- Exercise requirements: Leave out the pictures and repeat exactly the lines from the one containing "Parse this screenshot: output" through the final line of the listing below.

Dataset excerpts
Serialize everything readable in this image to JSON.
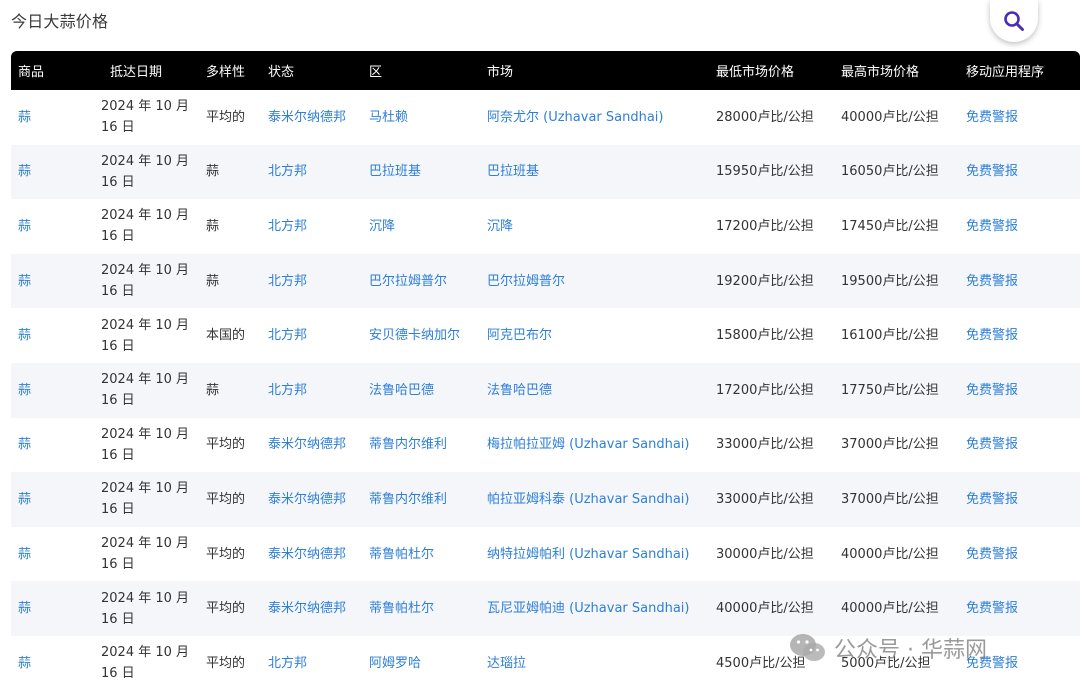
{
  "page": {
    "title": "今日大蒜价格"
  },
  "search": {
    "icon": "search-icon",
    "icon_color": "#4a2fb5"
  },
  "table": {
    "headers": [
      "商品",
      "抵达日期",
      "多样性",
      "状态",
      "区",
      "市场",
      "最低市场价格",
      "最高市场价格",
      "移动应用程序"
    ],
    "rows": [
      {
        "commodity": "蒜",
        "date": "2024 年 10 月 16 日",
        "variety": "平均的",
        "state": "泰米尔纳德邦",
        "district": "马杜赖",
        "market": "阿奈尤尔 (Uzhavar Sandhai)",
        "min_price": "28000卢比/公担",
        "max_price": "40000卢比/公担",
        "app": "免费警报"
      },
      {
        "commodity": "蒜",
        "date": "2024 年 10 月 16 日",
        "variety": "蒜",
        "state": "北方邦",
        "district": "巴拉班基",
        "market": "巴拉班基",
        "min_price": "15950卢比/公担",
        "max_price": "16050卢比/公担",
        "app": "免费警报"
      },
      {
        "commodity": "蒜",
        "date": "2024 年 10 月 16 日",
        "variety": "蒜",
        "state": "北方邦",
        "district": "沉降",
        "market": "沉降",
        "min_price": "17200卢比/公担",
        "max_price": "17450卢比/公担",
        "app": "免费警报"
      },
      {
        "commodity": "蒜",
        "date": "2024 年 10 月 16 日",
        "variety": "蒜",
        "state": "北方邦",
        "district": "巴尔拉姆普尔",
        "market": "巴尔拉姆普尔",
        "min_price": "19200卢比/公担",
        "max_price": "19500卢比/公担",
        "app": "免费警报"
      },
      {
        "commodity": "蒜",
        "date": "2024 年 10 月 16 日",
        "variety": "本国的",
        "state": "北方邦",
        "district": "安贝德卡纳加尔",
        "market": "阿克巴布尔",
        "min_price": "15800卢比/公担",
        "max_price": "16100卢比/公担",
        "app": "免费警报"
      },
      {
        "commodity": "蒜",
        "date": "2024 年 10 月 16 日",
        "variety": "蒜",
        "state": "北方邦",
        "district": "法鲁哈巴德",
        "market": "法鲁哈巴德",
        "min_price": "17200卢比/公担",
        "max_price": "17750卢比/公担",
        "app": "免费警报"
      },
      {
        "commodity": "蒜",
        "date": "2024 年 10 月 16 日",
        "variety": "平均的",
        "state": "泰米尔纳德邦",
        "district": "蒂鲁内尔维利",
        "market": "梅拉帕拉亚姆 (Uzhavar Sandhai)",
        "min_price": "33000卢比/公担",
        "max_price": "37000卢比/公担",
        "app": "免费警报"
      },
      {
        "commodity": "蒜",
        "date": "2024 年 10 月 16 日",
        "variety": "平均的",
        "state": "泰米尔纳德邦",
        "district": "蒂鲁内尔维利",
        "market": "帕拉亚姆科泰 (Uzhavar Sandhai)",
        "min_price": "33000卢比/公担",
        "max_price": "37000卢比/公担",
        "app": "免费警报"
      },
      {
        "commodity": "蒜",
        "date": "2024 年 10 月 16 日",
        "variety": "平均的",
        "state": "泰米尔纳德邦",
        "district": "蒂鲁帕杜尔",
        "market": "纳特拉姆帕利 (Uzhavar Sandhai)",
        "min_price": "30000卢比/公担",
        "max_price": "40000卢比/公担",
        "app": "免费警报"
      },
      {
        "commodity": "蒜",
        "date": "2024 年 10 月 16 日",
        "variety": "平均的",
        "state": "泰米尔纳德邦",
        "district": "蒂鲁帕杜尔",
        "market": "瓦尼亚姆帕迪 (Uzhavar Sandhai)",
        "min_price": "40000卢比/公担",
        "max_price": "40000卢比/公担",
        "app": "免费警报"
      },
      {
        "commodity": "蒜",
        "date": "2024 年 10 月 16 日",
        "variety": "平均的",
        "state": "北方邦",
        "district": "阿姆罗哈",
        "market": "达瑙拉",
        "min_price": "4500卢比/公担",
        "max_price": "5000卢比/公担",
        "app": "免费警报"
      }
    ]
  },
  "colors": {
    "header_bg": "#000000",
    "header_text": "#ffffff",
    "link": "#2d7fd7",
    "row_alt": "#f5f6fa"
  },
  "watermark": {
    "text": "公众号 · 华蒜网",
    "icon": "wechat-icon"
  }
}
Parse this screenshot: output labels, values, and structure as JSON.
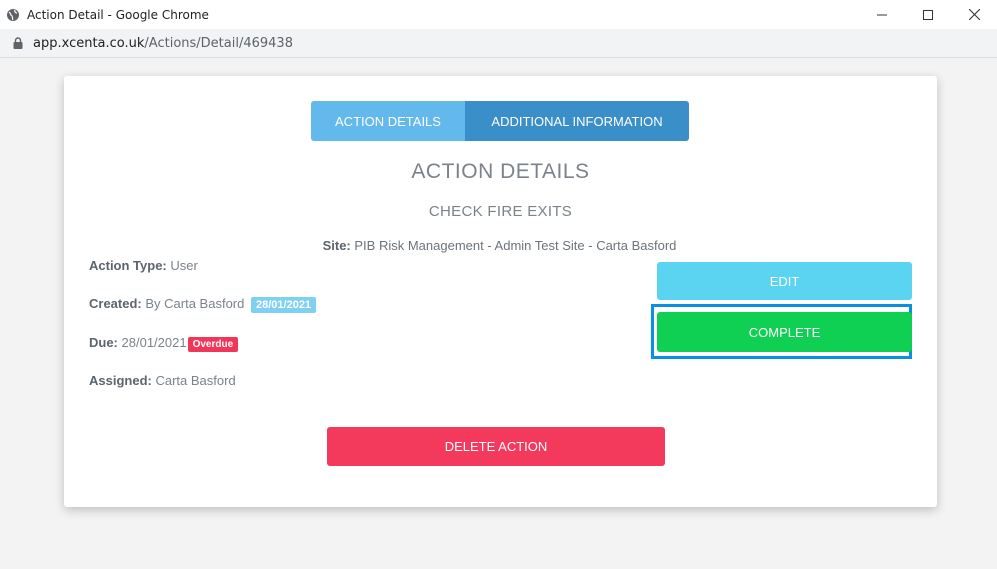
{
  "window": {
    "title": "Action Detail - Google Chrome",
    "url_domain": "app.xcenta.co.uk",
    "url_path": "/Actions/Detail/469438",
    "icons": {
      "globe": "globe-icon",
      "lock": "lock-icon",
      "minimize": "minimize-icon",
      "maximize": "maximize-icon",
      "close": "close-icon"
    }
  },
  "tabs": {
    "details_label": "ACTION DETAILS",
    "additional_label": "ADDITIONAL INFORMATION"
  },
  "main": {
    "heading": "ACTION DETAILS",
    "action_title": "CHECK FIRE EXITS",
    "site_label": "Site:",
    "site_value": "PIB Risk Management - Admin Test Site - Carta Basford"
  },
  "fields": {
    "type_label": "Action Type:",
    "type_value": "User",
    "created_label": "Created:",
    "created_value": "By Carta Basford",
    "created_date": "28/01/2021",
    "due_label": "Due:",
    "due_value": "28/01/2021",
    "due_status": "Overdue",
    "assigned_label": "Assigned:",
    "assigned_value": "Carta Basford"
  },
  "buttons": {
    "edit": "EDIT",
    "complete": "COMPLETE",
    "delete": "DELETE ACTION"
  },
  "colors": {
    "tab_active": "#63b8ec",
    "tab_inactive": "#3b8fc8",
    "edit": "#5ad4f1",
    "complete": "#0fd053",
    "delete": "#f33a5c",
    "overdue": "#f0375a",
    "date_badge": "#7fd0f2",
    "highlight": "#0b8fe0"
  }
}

- Response to the task:
Parse this screenshot: output labels, values, and structure as JSON.
{
  "window": {
    "title": "Action Detail - Google Chrome",
    "url_domain": "app.xcenta.co.uk",
    "url_path": "/Actions/Detail/469438",
    "icons": {
      "globe": "globe-icon",
      "lock": "lock-icon",
      "minimize": "minimize-icon",
      "maximize": "maximize-icon",
      "close": "close-icon"
    }
  },
  "tabs": {
    "details_label": "ACTION DETAILS",
    "additional_label": "ADDITIONAL INFORMATION"
  },
  "main": {
    "heading": "ACTION DETAILS",
    "action_title": "CHECK FIRE EXITS",
    "site_label": "Site:",
    "site_value": "PIB Risk Management - Admin Test Site - Carta Basford"
  },
  "fields": {
    "type_label": "Action Type:",
    "type_value": "User",
    "created_label": "Created:",
    "created_value": "By Carta Basford",
    "created_date": "28/01/2021",
    "due_label": "Due:",
    "due_value": "28/01/2021",
    "due_status": "Overdue",
    "assigned_label": "Assigned:",
    "assigned_value": "Carta Basford"
  },
  "buttons": {
    "edit": "EDIT",
    "complete": "COMPLETE",
    "delete": "DELETE ACTION"
  },
  "colors": {
    "tab_active": "#63b8ec",
    "tab_inactive": "#3b8fc8",
    "edit": "#5ad4f1",
    "complete": "#0fd053",
    "delete": "#f33a5c",
    "overdue": "#f0375a",
    "date_badge": "#7fd0f2",
    "highlight": "#0b8fe0"
  }
}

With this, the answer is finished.